§ What is required
Pull out each line of the listing below that contains the string "zoom". Case counts, so capitalized forms don't match.

Begin

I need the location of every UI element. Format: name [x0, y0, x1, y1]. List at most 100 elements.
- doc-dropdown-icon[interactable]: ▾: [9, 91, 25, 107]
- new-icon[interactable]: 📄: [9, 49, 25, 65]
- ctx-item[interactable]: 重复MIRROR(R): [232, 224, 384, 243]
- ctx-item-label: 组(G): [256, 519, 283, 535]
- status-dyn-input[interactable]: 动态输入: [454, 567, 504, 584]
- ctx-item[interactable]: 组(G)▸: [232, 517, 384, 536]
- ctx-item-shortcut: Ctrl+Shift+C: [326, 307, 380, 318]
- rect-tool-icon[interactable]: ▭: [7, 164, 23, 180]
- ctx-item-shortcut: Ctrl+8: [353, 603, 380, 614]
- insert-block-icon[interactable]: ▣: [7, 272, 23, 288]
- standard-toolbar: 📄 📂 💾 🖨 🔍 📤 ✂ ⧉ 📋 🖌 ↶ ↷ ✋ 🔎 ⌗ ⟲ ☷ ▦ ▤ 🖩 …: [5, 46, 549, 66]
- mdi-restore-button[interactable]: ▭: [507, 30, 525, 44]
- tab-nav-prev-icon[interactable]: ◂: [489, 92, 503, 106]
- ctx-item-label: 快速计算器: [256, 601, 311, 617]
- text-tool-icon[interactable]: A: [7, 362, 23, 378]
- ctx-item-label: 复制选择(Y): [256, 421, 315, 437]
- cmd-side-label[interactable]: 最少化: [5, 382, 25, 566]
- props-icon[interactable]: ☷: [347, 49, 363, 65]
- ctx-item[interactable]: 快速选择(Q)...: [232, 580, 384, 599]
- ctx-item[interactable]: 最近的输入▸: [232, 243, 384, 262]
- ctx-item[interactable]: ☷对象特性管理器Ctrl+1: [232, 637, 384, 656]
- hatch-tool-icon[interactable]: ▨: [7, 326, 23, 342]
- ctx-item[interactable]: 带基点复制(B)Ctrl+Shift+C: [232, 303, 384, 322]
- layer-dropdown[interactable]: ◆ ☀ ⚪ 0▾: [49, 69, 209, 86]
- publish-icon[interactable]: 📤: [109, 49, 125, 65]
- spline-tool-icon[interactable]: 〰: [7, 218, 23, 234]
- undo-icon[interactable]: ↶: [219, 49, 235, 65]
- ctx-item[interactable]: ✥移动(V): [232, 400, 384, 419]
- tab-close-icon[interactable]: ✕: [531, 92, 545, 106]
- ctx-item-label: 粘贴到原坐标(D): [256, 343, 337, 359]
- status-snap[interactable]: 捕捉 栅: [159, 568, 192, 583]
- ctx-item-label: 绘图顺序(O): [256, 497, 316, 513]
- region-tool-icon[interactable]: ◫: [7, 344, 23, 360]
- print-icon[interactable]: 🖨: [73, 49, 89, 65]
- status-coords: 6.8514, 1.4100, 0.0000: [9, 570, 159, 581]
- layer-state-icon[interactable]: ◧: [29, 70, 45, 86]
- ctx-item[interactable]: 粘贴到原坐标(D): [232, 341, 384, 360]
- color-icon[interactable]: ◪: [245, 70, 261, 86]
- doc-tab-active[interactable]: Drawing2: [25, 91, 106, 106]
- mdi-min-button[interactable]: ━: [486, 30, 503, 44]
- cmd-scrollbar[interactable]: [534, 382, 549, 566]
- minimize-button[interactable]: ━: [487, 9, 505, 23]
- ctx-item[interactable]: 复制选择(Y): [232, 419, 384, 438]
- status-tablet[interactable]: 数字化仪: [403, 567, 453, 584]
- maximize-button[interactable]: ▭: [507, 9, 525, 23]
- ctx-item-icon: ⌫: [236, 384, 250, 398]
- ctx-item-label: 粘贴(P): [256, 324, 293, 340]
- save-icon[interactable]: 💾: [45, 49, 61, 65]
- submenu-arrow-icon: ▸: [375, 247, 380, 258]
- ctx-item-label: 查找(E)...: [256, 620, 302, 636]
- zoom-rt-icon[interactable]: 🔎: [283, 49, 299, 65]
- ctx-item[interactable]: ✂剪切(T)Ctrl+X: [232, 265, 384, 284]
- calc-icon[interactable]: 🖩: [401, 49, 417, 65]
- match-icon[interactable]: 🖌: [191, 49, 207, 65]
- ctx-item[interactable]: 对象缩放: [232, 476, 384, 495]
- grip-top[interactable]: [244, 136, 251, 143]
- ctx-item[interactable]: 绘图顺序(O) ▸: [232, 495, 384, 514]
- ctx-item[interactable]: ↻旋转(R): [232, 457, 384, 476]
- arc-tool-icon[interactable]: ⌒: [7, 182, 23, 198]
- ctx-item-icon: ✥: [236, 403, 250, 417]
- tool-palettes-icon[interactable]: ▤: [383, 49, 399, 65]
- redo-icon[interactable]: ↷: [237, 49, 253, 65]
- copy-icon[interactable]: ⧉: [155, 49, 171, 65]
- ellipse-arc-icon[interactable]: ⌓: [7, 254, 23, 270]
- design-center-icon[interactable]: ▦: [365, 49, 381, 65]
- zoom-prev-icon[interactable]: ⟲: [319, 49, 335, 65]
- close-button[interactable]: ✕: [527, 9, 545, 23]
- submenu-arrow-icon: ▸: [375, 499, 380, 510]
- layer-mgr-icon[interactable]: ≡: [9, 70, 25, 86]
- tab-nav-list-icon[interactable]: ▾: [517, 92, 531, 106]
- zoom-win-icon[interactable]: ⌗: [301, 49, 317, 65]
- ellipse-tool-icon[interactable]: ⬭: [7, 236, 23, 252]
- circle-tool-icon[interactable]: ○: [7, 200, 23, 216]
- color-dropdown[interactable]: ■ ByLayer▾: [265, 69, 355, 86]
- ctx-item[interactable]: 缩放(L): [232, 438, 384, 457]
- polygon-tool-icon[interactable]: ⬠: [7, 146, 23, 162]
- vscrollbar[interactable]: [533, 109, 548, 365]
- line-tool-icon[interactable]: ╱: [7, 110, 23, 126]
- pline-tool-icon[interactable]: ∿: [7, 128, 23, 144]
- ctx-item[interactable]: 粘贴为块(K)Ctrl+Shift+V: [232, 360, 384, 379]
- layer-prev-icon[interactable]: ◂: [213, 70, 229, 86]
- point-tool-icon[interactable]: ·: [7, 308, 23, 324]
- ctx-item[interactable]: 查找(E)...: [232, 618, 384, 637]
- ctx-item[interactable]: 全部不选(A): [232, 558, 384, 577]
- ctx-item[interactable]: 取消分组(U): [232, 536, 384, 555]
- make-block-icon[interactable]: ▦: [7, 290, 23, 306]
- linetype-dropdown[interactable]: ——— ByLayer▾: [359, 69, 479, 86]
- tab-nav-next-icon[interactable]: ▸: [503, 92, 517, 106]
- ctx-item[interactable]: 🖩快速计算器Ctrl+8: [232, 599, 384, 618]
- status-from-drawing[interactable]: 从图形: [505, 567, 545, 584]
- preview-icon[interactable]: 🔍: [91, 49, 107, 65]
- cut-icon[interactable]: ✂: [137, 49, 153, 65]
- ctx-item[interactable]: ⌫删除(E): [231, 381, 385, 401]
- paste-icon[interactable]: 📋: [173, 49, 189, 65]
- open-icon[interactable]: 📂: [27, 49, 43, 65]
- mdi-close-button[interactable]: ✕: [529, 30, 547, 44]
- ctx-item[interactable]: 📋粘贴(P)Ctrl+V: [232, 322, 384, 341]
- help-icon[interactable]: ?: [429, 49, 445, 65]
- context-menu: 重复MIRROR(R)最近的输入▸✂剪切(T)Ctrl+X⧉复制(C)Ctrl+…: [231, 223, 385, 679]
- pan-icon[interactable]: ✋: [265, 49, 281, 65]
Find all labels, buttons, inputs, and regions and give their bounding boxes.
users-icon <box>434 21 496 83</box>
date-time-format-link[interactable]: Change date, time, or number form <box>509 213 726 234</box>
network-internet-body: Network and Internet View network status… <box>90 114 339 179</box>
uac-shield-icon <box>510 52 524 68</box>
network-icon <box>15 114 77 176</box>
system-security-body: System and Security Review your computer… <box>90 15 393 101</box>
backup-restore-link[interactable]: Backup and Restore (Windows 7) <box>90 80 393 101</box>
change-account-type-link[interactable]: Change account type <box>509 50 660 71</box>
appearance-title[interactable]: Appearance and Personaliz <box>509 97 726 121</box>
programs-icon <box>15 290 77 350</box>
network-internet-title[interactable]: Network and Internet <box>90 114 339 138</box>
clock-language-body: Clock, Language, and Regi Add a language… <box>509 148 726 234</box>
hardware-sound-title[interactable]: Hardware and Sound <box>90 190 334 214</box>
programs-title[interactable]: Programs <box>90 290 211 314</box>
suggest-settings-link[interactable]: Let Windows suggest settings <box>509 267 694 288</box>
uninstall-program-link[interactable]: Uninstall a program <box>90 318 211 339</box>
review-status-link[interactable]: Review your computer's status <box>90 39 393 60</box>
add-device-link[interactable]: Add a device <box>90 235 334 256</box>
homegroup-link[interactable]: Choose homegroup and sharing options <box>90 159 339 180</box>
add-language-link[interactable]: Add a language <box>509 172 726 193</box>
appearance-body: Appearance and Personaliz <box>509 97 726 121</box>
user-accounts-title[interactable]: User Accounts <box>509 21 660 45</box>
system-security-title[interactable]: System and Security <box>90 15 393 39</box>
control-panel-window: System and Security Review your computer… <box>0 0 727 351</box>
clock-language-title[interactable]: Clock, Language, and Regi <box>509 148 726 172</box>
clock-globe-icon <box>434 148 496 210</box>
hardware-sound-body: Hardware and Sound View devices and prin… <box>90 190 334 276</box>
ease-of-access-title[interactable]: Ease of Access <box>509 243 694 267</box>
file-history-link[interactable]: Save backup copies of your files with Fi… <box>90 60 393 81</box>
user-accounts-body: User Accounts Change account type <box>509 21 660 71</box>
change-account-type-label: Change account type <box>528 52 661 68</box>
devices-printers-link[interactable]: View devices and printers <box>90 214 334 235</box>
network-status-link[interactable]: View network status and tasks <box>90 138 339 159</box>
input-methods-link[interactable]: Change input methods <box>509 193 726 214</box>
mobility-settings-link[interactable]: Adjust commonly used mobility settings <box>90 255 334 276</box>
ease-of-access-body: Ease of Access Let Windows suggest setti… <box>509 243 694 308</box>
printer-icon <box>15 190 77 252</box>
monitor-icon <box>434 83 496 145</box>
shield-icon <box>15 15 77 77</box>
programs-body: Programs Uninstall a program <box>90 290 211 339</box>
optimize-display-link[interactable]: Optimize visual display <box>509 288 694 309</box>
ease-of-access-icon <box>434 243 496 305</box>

End

§ Exercise output
- zoom-rt-icon[interactable]: 🔎: [283, 49, 299, 65]
- zoom-prev-icon[interactable]: ⟲: [319, 49, 335, 65]
- zoom-win-icon[interactable]: ⌗: [301, 49, 317, 65]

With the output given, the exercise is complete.